**YOUR TASK:** From the entries below, copy every line holding the word "JSON".

╭─ DATASET

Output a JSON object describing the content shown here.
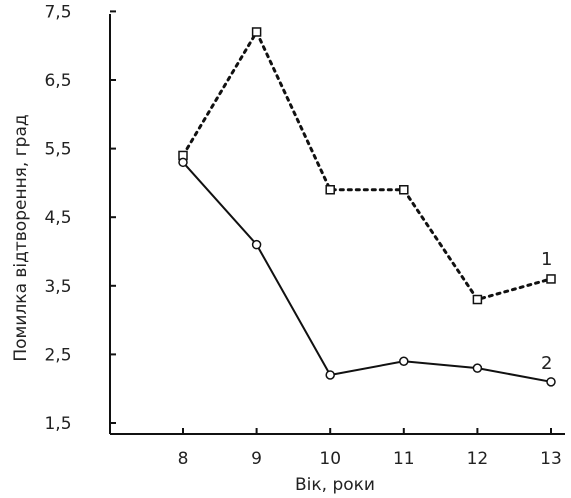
{
  "chart_data": {
    "type": "line",
    "xlabel": "Вік, роки",
    "ylabel": "Помилка відтворення, град",
    "x": [
      8,
      9,
      10,
      11,
      12,
      13
    ],
    "x_tick_labels": [
      "8",
      "9",
      "10",
      "11",
      "12",
      "13"
    ],
    "y_tick_labels": [
      "1,5",
      "2,5",
      "3,5",
      "4,5",
      "5,5",
      "6,5",
      "7,5"
    ],
    "y_ticks": [
      1.5,
      2.5,
      3.5,
      4.5,
      5.5,
      6.5,
      7.5
    ],
    "ylim": [
      1.5,
      7.5
    ],
    "xlim": [
      7,
      13
    ],
    "grid": false,
    "series": [
      {
        "name": "1",
        "line_style": "dotted",
        "marker": "square",
        "color": "#111111",
        "values": [
          5.4,
          7.2,
          4.9,
          4.9,
          3.3,
          3.6
        ]
      },
      {
        "name": "2",
        "line_style": "solid",
        "marker": "circle",
        "color": "#111111",
        "values": [
          5.3,
          4.1,
          2.2,
          2.4,
          2.3,
          2.1
        ]
      }
    ]
  }
}
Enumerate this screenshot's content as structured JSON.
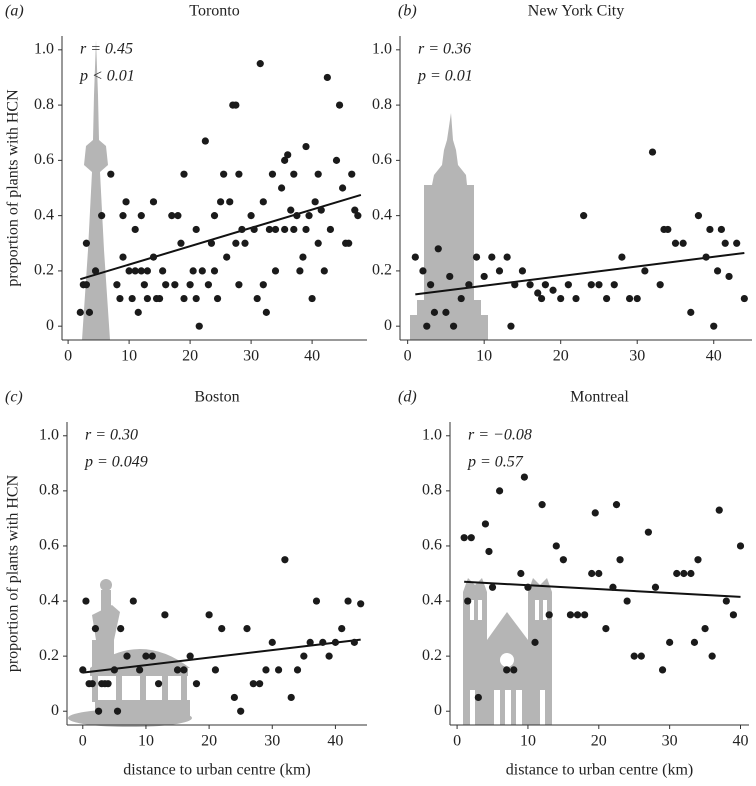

╰─

**RESULT:**
Output a JSON object describing the content shown here.
Enumerate this screenshot's content as structured JSON.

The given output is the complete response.